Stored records

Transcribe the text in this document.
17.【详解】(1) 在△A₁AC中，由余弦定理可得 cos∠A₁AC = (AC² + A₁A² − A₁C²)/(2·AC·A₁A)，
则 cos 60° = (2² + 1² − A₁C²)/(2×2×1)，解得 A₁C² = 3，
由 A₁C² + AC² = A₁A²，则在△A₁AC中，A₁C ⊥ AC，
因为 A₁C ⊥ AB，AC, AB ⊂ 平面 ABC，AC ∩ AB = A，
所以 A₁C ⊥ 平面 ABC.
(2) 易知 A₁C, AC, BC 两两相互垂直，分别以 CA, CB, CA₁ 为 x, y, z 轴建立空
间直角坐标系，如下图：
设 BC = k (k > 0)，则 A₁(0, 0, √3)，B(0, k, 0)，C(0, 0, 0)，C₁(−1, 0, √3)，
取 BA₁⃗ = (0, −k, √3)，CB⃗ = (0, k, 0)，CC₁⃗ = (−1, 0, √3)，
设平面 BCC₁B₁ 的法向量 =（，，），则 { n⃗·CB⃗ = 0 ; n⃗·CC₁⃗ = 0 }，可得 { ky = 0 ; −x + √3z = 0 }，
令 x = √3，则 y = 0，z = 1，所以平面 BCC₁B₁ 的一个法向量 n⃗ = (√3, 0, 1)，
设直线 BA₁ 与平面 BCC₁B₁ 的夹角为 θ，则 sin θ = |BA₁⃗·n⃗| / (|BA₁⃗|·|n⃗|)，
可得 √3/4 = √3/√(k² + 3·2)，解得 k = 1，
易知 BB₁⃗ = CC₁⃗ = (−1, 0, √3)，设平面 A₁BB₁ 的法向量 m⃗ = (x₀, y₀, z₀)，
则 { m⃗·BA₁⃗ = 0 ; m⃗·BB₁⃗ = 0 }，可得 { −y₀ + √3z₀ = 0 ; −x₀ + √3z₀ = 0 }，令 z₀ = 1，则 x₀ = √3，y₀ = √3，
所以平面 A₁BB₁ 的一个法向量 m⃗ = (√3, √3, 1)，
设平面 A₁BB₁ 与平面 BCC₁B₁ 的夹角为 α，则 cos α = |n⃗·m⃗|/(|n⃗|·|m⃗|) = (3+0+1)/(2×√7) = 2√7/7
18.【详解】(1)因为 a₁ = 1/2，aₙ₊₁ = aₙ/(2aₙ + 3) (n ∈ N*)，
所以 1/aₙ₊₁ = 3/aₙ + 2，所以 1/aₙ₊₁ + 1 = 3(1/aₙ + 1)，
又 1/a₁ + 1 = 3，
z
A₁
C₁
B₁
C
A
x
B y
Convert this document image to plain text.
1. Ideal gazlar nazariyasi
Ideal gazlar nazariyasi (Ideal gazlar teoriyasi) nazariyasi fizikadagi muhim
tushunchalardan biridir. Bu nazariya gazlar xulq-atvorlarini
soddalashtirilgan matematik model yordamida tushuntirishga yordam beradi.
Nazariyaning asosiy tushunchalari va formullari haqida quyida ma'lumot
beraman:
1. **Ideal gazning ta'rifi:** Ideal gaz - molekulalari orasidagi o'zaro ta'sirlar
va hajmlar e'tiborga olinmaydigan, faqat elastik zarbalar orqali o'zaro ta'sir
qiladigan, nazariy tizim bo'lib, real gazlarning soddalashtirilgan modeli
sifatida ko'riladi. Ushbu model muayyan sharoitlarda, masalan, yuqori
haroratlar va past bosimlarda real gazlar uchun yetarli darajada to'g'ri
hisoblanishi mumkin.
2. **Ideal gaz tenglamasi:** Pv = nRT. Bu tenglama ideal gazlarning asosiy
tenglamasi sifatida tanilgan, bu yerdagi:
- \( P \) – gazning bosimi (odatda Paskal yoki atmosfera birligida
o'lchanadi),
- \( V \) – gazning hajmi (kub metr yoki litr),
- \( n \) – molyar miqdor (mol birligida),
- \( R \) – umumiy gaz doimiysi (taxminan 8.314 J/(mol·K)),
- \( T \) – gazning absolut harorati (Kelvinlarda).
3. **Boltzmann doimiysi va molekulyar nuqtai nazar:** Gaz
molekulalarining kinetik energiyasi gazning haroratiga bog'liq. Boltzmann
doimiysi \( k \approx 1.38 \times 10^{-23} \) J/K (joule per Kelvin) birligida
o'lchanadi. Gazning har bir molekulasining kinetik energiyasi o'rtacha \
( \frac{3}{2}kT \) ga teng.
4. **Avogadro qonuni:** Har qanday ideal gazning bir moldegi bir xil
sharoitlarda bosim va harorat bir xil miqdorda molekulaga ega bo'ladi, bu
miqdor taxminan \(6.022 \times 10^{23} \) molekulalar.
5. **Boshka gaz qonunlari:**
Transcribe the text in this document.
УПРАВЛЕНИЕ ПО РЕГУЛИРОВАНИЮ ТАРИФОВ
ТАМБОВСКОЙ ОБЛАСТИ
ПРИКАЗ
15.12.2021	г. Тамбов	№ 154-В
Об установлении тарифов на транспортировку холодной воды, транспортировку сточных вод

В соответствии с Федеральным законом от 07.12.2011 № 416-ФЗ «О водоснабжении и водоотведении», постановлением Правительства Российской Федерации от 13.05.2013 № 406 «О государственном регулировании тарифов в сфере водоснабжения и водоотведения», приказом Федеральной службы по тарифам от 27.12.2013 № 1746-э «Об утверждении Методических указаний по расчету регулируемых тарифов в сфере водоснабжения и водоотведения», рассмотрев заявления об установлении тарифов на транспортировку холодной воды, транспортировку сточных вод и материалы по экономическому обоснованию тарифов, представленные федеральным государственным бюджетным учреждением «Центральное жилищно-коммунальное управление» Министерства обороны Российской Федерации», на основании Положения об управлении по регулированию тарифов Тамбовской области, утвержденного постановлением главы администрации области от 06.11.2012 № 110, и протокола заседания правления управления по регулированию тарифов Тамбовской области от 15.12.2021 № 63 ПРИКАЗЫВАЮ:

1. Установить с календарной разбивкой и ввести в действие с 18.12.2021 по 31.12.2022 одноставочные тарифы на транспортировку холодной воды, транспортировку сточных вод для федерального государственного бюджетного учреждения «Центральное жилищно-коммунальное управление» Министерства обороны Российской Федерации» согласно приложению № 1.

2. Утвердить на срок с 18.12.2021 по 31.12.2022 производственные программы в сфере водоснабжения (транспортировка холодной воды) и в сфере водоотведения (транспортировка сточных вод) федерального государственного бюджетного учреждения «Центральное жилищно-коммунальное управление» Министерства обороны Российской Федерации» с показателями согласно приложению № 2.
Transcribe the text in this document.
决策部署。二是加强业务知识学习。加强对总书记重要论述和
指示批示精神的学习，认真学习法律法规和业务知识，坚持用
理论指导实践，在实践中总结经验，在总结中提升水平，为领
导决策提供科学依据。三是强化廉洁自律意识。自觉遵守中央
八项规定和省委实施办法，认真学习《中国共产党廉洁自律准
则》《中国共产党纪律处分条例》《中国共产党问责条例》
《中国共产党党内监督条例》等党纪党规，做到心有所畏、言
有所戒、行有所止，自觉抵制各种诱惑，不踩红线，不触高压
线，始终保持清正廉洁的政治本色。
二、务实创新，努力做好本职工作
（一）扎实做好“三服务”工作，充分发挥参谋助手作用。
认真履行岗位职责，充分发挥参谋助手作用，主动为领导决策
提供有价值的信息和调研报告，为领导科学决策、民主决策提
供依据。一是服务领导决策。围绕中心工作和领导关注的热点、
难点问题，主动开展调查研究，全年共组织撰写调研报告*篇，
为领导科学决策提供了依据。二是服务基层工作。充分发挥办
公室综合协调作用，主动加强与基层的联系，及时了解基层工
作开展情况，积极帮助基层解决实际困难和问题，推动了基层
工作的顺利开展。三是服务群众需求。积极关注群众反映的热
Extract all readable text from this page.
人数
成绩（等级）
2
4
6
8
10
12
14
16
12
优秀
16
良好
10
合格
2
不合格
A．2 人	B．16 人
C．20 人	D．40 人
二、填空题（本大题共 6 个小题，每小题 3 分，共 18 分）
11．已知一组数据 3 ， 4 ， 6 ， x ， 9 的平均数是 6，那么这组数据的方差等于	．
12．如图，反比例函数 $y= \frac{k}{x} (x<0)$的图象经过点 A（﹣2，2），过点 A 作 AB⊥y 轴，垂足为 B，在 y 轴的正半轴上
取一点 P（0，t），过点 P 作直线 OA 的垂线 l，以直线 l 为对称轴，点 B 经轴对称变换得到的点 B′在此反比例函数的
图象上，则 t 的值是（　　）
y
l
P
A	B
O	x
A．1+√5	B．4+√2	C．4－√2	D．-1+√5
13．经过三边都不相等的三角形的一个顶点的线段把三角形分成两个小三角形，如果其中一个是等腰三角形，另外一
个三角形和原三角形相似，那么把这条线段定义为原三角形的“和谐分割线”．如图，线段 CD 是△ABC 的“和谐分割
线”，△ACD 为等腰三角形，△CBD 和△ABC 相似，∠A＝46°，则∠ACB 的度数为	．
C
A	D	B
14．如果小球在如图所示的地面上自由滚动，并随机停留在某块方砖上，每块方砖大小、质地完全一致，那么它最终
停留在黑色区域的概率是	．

WHAT NEEDS TO BE DONE: Give exactly the lines from the one with "Extract all readable text from this page." to the end of the entries, nothing before them.

CORRECT RESPONSE:
Extract all readable text from this page.
人数
成绩（等级）
2
4
6
8
10
12
14
16
12
优秀
16
良好
10
合格
2
不合格
A．2 人	B．16 人
C．20 人	D．40 人
二、填空题（本大题共 6 个小题，每小题 3 分，共 18 分）
11．已知一组数据 3 ， 4 ， 6 ， x ， 9 的平均数是 6，那么这组数据的方差等于	．
12．如图，反比例函数 $y= \frac{k}{x} (x<0)$的图象经过点 A（﹣2，2），过点 A 作 AB⊥y 轴，垂足为 B，在 y 轴的正半轴上
取一点 P（0，t），过点 P 作直线 OA 的垂线 l，以直线 l 为对称轴，点 B 经轴对称变换得到的点 B′在此反比例函数的
图象上，则 t 的值是（　　）
y
l
P
A	B
O	x
A．1+√5	B．4+√2	C．4－√2	D．-1+√5
13．经过三边都不相等的三角形的一个顶点的线段把三角形分成两个小三角形，如果其中一个是等腰三角形，另外一
个三角形和原三角形相似，那么把这条线段定义为原三角形的“和谐分割线”．如图，线段 CD 是△ABC 的“和谐分割
线”，△ACD 为等腰三角形，△CBD 和△ABC 相似，∠A＝46°，则∠ACB 的度数为	．
C
A	D	B
14．如果小球在如图所示的地面上自由滚动，并随机停留在某块方砖上，每块方砖大小、质地完全一致，那么它最终
停留在黑色区域的概率是	．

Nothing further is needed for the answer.